_Dataset records on visual material_:
•••••

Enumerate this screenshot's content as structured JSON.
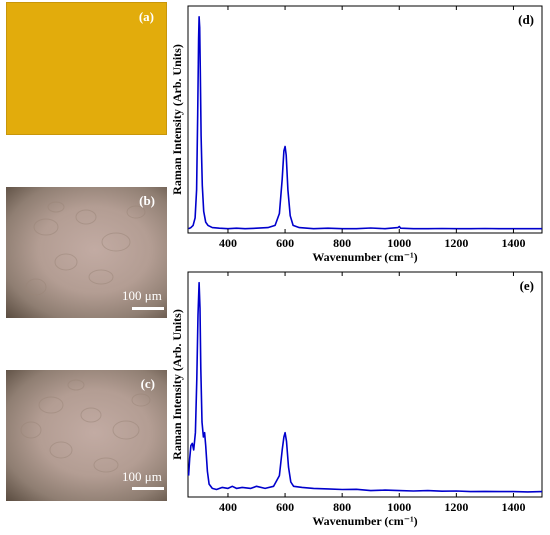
{
  "panels": {
    "a": {
      "label": "(a)"
    },
    "b": {
      "label": "(b)",
      "scale_bar": "100 μm"
    },
    "c": {
      "label": "(c)",
      "scale_bar": "100 μm"
    }
  },
  "colors": {
    "sample": "#e2ac0c",
    "spectrum": "#0000cc"
  },
  "chart_data": [
    {
      "type": "line",
      "panel_label": "(d)",
      "xlabel": "Wavenumber (cm⁻¹)",
      "ylabel": "Raman Intensity (Arb. Units)",
      "xlim": [
        260,
        1500
      ],
      "ylim": [
        0,
        1.05
      ],
      "xticks": [
        400,
        600,
        800,
        1000,
        1200,
        1400
      ],
      "yticks_shown": false,
      "series": [
        {
          "values": [
            [
              262,
              0.02
            ],
            [
              270,
              0.025
            ],
            [
              278,
              0.035
            ],
            [
              285,
              0.07
            ],
            [
              290,
              0.2
            ],
            [
              294,
              0.55
            ],
            [
              297,
              0.9
            ],
            [
              299,
              1.0
            ],
            [
              301,
              0.95
            ],
            [
              303,
              0.75
            ],
            [
              306,
              0.45
            ],
            [
              310,
              0.22
            ],
            [
              315,
              0.1
            ],
            [
              322,
              0.05
            ],
            [
              330,
              0.035
            ],
            [
              345,
              0.025
            ],
            [
              370,
              0.022
            ],
            [
              400,
              0.02
            ],
            [
              430,
              0.022
            ],
            [
              460,
              0.02
            ],
            [
              500,
              0.022
            ],
            [
              540,
              0.025
            ],
            [
              565,
              0.035
            ],
            [
              580,
              0.09
            ],
            [
              590,
              0.25
            ],
            [
              596,
              0.38
            ],
            [
              600,
              0.4
            ],
            [
              604,
              0.36
            ],
            [
              610,
              0.2
            ],
            [
              618,
              0.08
            ],
            [
              628,
              0.035
            ],
            [
              650,
              0.025
            ],
            [
              700,
              0.02
            ],
            [
              750,
              0.022
            ],
            [
              800,
              0.02
            ],
            [
              850,
              0.02
            ],
            [
              900,
              0.023
            ],
            [
              950,
              0.02
            ],
            [
              995,
              0.025
            ],
            [
              1000,
              0.03
            ],
            [
              1005,
              0.022
            ],
            [
              1050,
              0.02
            ],
            [
              1100,
              0.02
            ],
            [
              1150,
              0.021
            ],
            [
              1200,
              0.02
            ],
            [
              1250,
              0.02
            ],
            [
              1300,
              0.021
            ],
            [
              1350,
              0.02
            ],
            [
              1400,
              0.02
            ],
            [
              1450,
              0.02
            ],
            [
              1500,
              0.02
            ]
          ]
        }
      ]
    },
    {
      "type": "line",
      "panel_label": "(e)",
      "xlabel": "Wavenumber (cm⁻¹)",
      "ylabel": "Raman Intensity (Arb. Units)",
      "xlim": [
        260,
        1500
      ],
      "ylim": [
        0,
        1.05
      ],
      "xticks": [
        400,
        600,
        800,
        1000,
        1200,
        1400
      ],
      "yticks_shown": false,
      "series": [
        {
          "values": [
            [
              262,
              0.1
            ],
            [
              266,
              0.18
            ],
            [
              270,
              0.24
            ],
            [
              275,
              0.25
            ],
            [
              280,
              0.22
            ],
            [
              286,
              0.3
            ],
            [
              291,
              0.55
            ],
            [
              295,
              0.85
            ],
            [
              299,
              1.0
            ],
            [
              302,
              0.88
            ],
            [
              305,
              0.6
            ],
            [
              309,
              0.35
            ],
            [
              314,
              0.28
            ],
            [
              318,
              0.3
            ],
            [
              322,
              0.24
            ],
            [
              328,
              0.12
            ],
            [
              334,
              0.06
            ],
            [
              345,
              0.04
            ],
            [
              360,
              0.035
            ],
            [
              380,
              0.045
            ],
            [
              400,
              0.04
            ],
            [
              415,
              0.05
            ],
            [
              430,
              0.04
            ],
            [
              450,
              0.045
            ],
            [
              480,
              0.04
            ],
            [
              500,
              0.05
            ],
            [
              530,
              0.04
            ],
            [
              560,
              0.05
            ],
            [
              580,
              0.1
            ],
            [
              590,
              0.22
            ],
            [
              596,
              0.28
            ],
            [
              600,
              0.3
            ],
            [
              605,
              0.26
            ],
            [
              612,
              0.14
            ],
            [
              620,
              0.07
            ],
            [
              630,
              0.05
            ],
            [
              660,
              0.045
            ],
            [
              700,
              0.04
            ],
            [
              750,
              0.038
            ],
            [
              800,
              0.035
            ],
            [
              850,
              0.036
            ],
            [
              900,
              0.03
            ],
            [
              950,
              0.032
            ],
            [
              1000,
              0.03
            ],
            [
              1050,
              0.028
            ],
            [
              1100,
              0.03
            ],
            [
              1150,
              0.027
            ],
            [
              1200,
              0.028
            ],
            [
              1250,
              0.025
            ],
            [
              1300,
              0.026
            ],
            [
              1350,
              0.025
            ],
            [
              1400,
              0.025
            ],
            [
              1450,
              0.024
            ],
            [
              1500,
              0.025
            ]
          ]
        }
      ]
    }
  ]
}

•••••

_PROBLEM DESCRIPTION_:
Restate the whole listing above exactly, except for its images.

_CORRECT RESULT_:
Enumerate this screenshot's content as structured JSON.
{
  "panels": {
    "a": {
      "label": "(a)"
    },
    "b": {
      "label": "(b)",
      "scale_bar": "100 μm"
    },
    "c": {
      "label": "(c)",
      "scale_bar": "100 μm"
    }
  },
  "colors": {
    "sample": "#e2ac0c",
    "spectrum": "#0000cc"
  },
  "chart_data": [
    {
      "type": "line",
      "panel_label": "(d)",
      "xlabel": "Wavenumber (cm⁻¹)",
      "ylabel": "Raman Intensity (Arb. Units)",
      "xlim": [
        260,
        1500
      ],
      "ylim": [
        0,
        1.05
      ],
      "xticks": [
        400,
        600,
        800,
        1000,
        1200,
        1400
      ],
      "yticks_shown": false,
      "series": [
        {
          "values": [
            [
              262,
              0.02
            ],
            [
              270,
              0.025
            ],
            [
              278,
              0.035
            ],
            [
              285,
              0.07
            ],
            [
              290,
              0.2
            ],
            [
              294,
              0.55
            ],
            [
              297,
              0.9
            ],
            [
              299,
              1.0
            ],
            [
              301,
              0.95
            ],
            [
              303,
              0.75
            ],
            [
              306,
              0.45
            ],
            [
              310,
              0.22
            ],
            [
              315,
              0.1
            ],
            [
              322,
              0.05
            ],
            [
              330,
              0.035
            ],
            [
              345,
              0.025
            ],
            [
              370,
              0.022
            ],
            [
              400,
              0.02
            ],
            [
              430,
              0.022
            ],
            [
              460,
              0.02
            ],
            [
              500,
              0.022
            ],
            [
              540,
              0.025
            ],
            [
              565,
              0.035
            ],
            [
              580,
              0.09
            ],
            [
              590,
              0.25
            ],
            [
              596,
              0.38
            ],
            [
              600,
              0.4
            ],
            [
              604,
              0.36
            ],
            [
              610,
              0.2
            ],
            [
              618,
              0.08
            ],
            [
              628,
              0.035
            ],
            [
              650,
              0.025
            ],
            [
              700,
              0.02
            ],
            [
              750,
              0.022
            ],
            [
              800,
              0.02
            ],
            [
              850,
              0.02
            ],
            [
              900,
              0.023
            ],
            [
              950,
              0.02
            ],
            [
              995,
              0.025
            ],
            [
              1000,
              0.03
            ],
            [
              1005,
              0.022
            ],
            [
              1050,
              0.02
            ],
            [
              1100,
              0.02
            ],
            [
              1150,
              0.021
            ],
            [
              1200,
              0.02
            ],
            [
              1250,
              0.02
            ],
            [
              1300,
              0.021
            ],
            [
              1350,
              0.02
            ],
            [
              1400,
              0.02
            ],
            [
              1450,
              0.02
            ],
            [
              1500,
              0.02
            ]
          ]
        }
      ]
    },
    {
      "type": "line",
      "panel_label": "(e)",
      "xlabel": "Wavenumber (cm⁻¹)",
      "ylabel": "Raman Intensity (Arb. Units)",
      "xlim": [
        260,
        1500
      ],
      "ylim": [
        0,
        1.05
      ],
      "xticks": [
        400,
        600,
        800,
        1000,
        1200,
        1400
      ],
      "yticks_shown": false,
      "series": [
        {
          "values": [
            [
              262,
              0.1
            ],
            [
              266,
              0.18
            ],
            [
              270,
              0.24
            ],
            [
              275,
              0.25
            ],
            [
              280,
              0.22
            ],
            [
              286,
              0.3
            ],
            [
              291,
              0.55
            ],
            [
              295,
              0.85
            ],
            [
              299,
              1.0
            ],
            [
              302,
              0.88
            ],
            [
              305,
              0.6
            ],
            [
              309,
              0.35
            ],
            [
              314,
              0.28
            ],
            [
              318,
              0.3
            ],
            [
              322,
              0.24
            ],
            [
              328,
              0.12
            ],
            [
              334,
              0.06
            ],
            [
              345,
              0.04
            ],
            [
              360,
              0.035
            ],
            [
              380,
              0.045
            ],
            [
              400,
              0.04
            ],
            [
              415,
              0.05
            ],
            [
              430,
              0.04
            ],
            [
              450,
              0.045
            ],
            [
              480,
              0.04
            ],
            [
              500,
              0.05
            ],
            [
              530,
              0.04
            ],
            [
              560,
              0.05
            ],
            [
              580,
              0.1
            ],
            [
              590,
              0.22
            ],
            [
              596,
              0.28
            ],
            [
              600,
              0.3
            ],
            [
              605,
              0.26
            ],
            [
              612,
              0.14
            ],
            [
              620,
              0.07
            ],
            [
              630,
              0.05
            ],
            [
              660,
              0.045
            ],
            [
              700,
              0.04
            ],
            [
              750,
              0.038
            ],
            [
              800,
              0.035
            ],
            [
              850,
              0.036
            ],
            [
              900,
              0.03
            ],
            [
              950,
              0.032
            ],
            [
              1000,
              0.03
            ],
            [
              1050,
              0.028
            ],
            [
              1100,
              0.03
            ],
            [
              1150,
              0.027
            ],
            [
              1200,
              0.028
            ],
            [
              1250,
              0.025
            ],
            [
              1300,
              0.026
            ],
            [
              1350,
              0.025
            ],
            [
              1400,
              0.025
            ],
            [
              1450,
              0.024
            ],
            [
              1500,
              0.025
            ]
          ]
        }
      ]
    }
  ]
}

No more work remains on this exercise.